>> begin Stored rows
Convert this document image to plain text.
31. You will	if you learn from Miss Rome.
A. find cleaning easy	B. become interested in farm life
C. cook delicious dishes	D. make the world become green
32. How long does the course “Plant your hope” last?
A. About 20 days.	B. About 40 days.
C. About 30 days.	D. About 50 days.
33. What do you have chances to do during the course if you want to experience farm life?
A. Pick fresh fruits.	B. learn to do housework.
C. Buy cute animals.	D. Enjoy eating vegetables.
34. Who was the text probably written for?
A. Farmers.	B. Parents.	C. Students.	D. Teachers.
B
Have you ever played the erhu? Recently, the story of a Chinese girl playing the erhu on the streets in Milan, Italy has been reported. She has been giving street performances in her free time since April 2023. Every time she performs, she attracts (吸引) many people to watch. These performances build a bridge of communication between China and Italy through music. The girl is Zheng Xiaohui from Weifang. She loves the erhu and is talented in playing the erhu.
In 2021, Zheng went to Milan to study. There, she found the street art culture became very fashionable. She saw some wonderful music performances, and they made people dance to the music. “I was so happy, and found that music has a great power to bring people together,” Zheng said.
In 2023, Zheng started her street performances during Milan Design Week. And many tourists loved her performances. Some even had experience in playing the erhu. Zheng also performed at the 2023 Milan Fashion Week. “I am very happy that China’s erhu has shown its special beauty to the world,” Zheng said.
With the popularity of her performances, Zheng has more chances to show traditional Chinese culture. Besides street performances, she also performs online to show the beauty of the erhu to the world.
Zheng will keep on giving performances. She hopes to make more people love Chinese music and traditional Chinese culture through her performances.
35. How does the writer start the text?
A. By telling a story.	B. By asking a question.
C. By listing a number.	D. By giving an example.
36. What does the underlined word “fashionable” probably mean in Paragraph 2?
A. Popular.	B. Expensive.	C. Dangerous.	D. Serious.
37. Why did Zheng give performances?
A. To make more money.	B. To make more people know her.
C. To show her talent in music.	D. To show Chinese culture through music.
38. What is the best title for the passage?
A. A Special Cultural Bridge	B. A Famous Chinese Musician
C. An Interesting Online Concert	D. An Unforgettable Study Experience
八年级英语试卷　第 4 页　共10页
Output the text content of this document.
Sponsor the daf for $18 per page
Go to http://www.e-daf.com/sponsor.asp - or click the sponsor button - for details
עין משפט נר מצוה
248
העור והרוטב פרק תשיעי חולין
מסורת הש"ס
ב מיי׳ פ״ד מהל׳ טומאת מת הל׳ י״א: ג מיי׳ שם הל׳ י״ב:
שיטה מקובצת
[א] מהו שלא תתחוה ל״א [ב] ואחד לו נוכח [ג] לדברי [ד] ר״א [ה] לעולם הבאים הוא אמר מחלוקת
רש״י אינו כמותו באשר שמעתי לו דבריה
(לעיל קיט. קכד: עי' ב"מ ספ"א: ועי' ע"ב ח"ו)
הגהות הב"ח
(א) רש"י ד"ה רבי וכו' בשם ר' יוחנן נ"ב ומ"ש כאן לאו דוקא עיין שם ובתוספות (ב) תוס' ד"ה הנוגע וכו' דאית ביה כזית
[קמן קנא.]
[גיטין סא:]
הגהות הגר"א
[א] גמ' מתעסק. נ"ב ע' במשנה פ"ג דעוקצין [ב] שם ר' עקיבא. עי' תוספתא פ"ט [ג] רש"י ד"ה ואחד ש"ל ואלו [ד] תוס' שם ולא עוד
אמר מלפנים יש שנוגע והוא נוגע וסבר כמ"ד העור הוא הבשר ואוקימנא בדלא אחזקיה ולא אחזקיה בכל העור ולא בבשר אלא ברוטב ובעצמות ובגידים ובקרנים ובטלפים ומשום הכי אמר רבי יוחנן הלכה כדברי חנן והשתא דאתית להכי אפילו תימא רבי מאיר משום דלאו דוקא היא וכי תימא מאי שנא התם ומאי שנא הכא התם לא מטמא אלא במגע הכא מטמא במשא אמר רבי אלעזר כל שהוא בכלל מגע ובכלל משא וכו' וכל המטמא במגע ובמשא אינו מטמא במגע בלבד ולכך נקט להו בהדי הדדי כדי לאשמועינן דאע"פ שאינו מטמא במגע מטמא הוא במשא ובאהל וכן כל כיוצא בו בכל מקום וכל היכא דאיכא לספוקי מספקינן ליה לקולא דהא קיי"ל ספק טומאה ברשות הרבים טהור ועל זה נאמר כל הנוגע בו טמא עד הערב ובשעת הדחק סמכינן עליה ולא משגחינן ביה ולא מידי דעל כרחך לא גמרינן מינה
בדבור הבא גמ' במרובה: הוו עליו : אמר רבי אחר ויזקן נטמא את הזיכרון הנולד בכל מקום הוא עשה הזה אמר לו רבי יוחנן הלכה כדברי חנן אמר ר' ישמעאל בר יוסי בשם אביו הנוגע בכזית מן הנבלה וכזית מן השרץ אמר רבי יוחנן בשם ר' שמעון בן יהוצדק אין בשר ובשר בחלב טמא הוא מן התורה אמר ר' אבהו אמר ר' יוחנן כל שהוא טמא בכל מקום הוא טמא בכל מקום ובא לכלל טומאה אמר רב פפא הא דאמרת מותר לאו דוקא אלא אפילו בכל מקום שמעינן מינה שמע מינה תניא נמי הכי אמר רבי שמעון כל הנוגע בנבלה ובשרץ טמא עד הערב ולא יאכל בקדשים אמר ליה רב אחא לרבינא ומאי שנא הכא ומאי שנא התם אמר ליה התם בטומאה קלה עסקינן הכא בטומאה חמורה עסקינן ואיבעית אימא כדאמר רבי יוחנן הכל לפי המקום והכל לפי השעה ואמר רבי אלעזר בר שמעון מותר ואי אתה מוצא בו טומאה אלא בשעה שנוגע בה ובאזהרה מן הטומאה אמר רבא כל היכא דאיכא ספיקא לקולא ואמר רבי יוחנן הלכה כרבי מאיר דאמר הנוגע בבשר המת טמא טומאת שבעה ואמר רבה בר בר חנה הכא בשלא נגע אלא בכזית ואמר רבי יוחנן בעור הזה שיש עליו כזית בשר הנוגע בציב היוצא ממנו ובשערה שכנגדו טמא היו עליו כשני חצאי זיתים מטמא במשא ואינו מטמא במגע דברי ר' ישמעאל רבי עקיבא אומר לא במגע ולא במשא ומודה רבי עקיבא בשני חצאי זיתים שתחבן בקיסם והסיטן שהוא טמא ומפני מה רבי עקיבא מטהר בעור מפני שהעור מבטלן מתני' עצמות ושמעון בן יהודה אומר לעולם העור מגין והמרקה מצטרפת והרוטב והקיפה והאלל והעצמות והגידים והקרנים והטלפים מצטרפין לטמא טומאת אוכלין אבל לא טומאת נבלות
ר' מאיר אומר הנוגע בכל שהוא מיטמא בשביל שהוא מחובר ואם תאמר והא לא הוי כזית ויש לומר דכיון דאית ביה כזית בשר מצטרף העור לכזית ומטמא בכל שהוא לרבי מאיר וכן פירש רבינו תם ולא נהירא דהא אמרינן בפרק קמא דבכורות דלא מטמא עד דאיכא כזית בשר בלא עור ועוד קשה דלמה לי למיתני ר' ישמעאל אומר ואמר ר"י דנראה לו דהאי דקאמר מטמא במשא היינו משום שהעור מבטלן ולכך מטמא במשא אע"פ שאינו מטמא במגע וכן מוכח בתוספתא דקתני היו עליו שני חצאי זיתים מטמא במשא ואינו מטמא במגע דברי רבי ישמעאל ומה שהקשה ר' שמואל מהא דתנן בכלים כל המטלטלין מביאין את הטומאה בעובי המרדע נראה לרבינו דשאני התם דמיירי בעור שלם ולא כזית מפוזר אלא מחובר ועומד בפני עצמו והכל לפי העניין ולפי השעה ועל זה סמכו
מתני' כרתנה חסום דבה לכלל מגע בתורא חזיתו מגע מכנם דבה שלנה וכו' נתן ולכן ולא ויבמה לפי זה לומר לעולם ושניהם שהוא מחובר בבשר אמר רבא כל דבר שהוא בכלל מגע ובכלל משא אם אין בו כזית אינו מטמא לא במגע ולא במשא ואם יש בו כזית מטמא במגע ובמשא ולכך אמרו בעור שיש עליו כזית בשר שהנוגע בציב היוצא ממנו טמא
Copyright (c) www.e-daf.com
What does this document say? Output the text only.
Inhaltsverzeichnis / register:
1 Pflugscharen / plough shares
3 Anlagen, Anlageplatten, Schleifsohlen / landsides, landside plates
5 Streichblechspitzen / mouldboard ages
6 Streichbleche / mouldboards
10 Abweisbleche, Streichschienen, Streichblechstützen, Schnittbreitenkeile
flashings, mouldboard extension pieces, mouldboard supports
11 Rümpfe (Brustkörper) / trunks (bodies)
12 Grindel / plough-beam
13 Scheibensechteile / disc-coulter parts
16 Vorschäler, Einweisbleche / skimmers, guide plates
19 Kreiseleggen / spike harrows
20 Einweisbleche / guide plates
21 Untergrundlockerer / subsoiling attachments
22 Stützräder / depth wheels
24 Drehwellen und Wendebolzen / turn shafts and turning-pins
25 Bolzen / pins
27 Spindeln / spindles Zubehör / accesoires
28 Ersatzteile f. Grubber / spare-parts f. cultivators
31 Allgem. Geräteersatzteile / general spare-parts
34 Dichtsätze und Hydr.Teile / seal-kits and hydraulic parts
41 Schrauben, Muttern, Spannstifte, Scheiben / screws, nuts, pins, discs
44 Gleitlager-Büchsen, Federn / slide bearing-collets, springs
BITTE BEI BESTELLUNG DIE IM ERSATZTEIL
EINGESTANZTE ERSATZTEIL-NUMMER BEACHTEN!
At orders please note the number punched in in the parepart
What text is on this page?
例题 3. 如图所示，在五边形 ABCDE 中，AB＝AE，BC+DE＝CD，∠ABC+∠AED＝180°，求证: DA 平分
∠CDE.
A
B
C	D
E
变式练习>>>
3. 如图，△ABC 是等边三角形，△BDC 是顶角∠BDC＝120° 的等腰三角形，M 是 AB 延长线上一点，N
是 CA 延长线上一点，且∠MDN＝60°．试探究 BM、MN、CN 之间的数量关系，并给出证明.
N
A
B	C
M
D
>> end Stored rows
Prompt — Show every line from the listing above in which the string "pins" appears.

Complete answer —
24 Drehwellen und Wendebolzen / turn shafts and turning-pins
25 Bolzen / pins
41 Schrauben, Muttern, Spannstifte, Scheiben / screws, nuts, pins, discs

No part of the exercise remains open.